◆ The task: Where a line of the records holds the string "name", copy that line.

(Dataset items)
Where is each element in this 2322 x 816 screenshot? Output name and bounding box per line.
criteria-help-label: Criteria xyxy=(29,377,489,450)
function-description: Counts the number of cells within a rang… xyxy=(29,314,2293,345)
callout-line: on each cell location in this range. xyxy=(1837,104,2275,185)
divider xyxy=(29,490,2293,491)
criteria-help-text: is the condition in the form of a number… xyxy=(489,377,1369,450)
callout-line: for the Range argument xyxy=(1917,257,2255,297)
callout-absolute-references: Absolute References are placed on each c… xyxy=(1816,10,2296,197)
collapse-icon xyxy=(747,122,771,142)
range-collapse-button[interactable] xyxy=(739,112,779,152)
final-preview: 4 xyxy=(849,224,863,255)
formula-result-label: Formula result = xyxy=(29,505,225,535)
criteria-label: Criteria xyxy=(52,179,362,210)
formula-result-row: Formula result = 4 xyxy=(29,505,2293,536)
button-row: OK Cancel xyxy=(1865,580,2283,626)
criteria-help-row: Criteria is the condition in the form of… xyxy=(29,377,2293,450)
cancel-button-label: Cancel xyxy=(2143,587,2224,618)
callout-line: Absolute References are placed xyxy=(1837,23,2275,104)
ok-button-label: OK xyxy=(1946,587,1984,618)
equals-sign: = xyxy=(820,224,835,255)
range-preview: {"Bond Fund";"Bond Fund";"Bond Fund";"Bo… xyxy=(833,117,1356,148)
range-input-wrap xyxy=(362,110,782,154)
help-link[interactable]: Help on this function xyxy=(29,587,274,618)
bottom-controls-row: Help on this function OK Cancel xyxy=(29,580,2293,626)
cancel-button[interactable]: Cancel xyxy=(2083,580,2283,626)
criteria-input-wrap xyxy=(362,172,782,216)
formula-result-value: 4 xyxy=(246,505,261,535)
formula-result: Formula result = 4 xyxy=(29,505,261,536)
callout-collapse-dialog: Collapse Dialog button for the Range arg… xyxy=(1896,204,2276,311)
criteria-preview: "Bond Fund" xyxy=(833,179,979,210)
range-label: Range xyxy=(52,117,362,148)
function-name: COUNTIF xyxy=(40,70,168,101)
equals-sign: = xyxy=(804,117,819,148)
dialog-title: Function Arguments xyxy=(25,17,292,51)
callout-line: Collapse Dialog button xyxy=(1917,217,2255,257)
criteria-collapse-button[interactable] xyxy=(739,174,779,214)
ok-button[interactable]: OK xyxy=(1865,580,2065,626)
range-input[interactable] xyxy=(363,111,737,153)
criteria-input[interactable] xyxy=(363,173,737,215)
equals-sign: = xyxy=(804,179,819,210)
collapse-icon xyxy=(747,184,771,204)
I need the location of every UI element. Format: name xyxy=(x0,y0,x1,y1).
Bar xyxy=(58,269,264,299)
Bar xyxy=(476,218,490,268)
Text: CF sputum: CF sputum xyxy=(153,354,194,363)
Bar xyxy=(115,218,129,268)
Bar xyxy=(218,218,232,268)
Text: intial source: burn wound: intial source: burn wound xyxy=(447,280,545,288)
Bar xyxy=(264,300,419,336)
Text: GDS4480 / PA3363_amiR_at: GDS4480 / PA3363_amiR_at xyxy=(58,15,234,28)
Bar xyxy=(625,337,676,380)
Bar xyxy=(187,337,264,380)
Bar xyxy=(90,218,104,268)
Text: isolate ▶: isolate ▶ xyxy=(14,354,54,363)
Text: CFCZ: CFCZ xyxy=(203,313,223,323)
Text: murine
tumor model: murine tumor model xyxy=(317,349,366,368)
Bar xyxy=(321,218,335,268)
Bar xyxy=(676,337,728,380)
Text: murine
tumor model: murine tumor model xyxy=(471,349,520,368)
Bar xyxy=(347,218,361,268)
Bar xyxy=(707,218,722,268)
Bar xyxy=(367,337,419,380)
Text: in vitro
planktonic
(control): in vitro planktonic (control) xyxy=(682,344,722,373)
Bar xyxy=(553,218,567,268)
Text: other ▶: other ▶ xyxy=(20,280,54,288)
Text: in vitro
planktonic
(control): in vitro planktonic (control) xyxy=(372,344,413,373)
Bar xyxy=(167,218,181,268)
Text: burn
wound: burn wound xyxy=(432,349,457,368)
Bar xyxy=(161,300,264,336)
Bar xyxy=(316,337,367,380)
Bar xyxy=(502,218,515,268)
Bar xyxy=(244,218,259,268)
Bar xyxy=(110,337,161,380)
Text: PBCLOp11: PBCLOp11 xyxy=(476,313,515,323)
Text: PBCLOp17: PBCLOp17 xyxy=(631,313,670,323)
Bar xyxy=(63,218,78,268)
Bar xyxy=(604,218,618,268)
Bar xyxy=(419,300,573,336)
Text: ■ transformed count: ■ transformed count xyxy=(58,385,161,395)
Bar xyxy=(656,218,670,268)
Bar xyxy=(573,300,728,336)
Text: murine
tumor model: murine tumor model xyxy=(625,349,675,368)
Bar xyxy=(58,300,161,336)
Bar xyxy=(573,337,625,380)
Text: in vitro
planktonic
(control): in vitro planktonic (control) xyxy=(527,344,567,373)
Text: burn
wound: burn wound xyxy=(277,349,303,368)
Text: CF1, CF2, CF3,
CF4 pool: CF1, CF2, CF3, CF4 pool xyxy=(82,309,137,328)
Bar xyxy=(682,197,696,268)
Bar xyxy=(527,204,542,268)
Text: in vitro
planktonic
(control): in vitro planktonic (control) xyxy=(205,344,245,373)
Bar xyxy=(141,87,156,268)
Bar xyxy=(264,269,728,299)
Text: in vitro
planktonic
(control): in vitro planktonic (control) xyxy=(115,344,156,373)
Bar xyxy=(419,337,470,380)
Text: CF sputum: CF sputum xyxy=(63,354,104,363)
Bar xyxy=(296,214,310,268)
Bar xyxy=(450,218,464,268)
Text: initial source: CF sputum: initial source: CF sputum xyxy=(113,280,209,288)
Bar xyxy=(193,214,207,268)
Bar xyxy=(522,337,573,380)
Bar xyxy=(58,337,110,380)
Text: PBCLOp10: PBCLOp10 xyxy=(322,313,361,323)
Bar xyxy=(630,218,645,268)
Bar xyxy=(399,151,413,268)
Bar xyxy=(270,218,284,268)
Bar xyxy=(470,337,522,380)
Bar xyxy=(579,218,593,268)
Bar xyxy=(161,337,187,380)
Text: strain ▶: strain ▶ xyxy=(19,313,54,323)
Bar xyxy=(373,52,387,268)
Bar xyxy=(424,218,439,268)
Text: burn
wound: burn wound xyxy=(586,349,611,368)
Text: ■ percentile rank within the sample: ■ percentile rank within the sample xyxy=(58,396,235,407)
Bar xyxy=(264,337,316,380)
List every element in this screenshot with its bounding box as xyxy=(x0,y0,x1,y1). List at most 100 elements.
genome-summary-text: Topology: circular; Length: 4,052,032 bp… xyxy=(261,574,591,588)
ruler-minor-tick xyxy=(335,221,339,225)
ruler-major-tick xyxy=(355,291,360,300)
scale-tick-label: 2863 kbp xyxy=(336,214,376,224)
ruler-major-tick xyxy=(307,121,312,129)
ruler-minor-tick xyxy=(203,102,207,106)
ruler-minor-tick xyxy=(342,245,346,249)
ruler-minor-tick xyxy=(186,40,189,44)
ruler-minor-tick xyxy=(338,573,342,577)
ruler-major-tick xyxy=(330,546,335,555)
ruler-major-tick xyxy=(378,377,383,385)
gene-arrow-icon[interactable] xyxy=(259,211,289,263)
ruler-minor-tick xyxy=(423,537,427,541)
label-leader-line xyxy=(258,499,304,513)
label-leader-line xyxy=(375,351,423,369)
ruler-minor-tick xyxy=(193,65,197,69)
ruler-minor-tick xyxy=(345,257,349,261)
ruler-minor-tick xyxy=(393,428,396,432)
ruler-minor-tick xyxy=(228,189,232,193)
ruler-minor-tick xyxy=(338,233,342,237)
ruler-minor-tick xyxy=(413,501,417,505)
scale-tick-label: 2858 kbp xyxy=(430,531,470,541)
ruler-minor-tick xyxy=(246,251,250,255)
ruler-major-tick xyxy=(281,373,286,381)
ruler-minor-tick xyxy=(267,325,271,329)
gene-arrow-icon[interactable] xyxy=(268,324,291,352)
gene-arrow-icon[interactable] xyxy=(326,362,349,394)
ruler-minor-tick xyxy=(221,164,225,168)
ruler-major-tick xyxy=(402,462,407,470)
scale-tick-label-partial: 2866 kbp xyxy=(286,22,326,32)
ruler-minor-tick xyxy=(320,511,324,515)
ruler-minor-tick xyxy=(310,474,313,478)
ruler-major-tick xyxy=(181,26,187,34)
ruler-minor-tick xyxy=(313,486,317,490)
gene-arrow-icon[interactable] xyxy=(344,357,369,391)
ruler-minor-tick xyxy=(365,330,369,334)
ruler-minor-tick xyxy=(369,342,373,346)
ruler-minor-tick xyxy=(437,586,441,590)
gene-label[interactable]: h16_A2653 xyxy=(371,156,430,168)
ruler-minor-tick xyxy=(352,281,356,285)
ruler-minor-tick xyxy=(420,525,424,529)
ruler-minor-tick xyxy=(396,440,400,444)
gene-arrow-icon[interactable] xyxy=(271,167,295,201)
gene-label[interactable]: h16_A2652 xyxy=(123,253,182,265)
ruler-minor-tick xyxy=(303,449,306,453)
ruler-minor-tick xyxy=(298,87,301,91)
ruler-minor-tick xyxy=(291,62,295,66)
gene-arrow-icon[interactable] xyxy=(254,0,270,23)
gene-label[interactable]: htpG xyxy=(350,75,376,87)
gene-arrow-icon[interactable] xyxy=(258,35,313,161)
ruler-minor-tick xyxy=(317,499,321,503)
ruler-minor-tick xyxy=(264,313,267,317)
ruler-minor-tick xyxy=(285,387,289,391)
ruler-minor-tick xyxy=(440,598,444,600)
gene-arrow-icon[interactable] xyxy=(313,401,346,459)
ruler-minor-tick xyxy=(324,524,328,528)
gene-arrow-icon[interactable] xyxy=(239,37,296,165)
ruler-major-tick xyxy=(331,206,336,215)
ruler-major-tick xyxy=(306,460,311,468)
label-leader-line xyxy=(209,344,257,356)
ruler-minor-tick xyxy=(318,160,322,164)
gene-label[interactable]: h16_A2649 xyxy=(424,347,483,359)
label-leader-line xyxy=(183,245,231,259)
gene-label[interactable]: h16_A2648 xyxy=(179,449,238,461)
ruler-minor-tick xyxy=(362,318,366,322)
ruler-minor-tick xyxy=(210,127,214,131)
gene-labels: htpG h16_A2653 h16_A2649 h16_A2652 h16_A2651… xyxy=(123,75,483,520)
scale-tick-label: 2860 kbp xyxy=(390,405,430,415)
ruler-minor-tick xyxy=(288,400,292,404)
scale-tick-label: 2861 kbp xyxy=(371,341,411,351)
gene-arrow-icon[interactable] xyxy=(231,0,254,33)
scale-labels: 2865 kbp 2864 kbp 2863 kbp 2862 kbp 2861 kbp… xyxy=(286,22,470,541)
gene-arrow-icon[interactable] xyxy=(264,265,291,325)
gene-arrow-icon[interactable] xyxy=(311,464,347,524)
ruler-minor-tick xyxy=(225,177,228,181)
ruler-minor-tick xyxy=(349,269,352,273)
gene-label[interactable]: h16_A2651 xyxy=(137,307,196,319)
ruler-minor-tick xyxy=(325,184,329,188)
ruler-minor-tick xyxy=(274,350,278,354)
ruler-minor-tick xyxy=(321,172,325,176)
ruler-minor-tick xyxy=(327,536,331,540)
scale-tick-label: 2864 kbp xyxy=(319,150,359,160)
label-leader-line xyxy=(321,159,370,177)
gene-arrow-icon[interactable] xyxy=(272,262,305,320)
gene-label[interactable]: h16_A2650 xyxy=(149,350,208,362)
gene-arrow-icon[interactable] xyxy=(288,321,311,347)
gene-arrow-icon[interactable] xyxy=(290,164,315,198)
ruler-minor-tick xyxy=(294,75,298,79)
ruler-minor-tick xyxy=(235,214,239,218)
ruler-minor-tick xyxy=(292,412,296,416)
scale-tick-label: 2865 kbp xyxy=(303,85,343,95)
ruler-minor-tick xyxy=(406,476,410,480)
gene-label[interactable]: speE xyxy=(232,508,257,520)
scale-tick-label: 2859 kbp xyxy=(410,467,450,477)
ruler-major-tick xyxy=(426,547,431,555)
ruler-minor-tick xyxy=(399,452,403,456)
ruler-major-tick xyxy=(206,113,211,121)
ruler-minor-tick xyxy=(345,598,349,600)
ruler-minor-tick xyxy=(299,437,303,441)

◆ Exercise solution:
Where is each element in this 2322 x 816 screenshot? Output name and bounding box per line.
function-name: COUNTIF xyxy=(40,70,168,101)
I need the location of every UI element. Format: name xyxy=(x0,y0,x1,y1).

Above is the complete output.